======== EXTRACTED ENTRIES
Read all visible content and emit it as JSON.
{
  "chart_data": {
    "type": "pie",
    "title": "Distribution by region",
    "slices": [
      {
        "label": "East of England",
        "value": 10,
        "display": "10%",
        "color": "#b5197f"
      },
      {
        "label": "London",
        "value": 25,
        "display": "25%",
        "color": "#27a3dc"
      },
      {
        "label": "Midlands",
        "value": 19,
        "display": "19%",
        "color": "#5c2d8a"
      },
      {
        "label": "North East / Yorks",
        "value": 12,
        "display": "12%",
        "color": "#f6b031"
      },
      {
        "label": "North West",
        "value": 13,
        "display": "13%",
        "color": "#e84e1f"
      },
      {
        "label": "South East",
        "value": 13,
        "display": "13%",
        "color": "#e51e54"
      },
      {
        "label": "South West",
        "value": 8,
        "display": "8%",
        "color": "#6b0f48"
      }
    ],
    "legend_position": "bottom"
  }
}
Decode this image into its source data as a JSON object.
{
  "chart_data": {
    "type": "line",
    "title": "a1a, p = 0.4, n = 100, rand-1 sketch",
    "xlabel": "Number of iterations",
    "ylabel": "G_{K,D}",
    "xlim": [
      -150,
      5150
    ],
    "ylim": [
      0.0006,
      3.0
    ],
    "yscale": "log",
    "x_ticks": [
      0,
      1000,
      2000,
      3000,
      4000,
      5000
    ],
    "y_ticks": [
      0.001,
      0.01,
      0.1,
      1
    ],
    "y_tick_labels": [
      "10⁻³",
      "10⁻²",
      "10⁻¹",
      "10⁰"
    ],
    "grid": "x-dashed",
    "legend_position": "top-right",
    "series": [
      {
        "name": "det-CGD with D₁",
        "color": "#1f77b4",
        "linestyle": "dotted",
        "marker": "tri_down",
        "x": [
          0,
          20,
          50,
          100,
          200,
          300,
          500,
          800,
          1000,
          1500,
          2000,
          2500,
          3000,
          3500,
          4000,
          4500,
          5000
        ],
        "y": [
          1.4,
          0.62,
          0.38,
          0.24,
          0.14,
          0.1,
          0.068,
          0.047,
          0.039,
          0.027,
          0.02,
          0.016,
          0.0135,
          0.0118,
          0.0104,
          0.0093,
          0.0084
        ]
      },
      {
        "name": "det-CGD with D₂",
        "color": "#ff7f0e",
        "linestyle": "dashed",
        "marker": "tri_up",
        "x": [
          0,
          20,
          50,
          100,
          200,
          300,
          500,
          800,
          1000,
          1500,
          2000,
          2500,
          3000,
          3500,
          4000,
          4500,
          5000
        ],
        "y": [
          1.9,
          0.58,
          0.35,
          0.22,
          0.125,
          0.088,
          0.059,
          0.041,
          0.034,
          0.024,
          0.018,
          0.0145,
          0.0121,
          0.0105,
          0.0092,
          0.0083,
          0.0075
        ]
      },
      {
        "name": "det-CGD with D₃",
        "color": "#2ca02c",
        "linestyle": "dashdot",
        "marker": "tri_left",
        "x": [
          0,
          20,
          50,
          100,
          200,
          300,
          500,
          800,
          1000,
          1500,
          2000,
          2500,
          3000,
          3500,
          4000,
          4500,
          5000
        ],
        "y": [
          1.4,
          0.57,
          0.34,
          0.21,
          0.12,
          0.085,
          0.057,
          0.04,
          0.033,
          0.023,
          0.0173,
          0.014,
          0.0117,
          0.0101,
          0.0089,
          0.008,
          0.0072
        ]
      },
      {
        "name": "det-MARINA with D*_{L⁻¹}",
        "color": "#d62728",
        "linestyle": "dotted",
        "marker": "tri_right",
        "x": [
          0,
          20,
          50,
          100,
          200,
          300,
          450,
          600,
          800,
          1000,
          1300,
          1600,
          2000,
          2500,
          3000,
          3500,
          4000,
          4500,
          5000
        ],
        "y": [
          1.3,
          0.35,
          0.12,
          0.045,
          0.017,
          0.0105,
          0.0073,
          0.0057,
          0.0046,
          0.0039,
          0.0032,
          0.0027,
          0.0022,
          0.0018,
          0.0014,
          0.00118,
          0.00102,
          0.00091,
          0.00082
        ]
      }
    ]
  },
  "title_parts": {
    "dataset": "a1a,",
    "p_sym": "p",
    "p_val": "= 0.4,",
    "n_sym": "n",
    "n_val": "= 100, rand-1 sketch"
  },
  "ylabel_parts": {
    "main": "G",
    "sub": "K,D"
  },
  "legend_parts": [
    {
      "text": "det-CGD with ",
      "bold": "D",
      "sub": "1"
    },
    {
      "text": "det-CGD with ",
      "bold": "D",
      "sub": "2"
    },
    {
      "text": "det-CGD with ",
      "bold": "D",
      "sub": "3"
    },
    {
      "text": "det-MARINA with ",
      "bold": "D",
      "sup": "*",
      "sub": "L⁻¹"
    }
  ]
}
================
## WORK REQUIRED:
Going through the records above, state how many lines carry "MARINA", with no other text.

## CORRECT RESULT:
2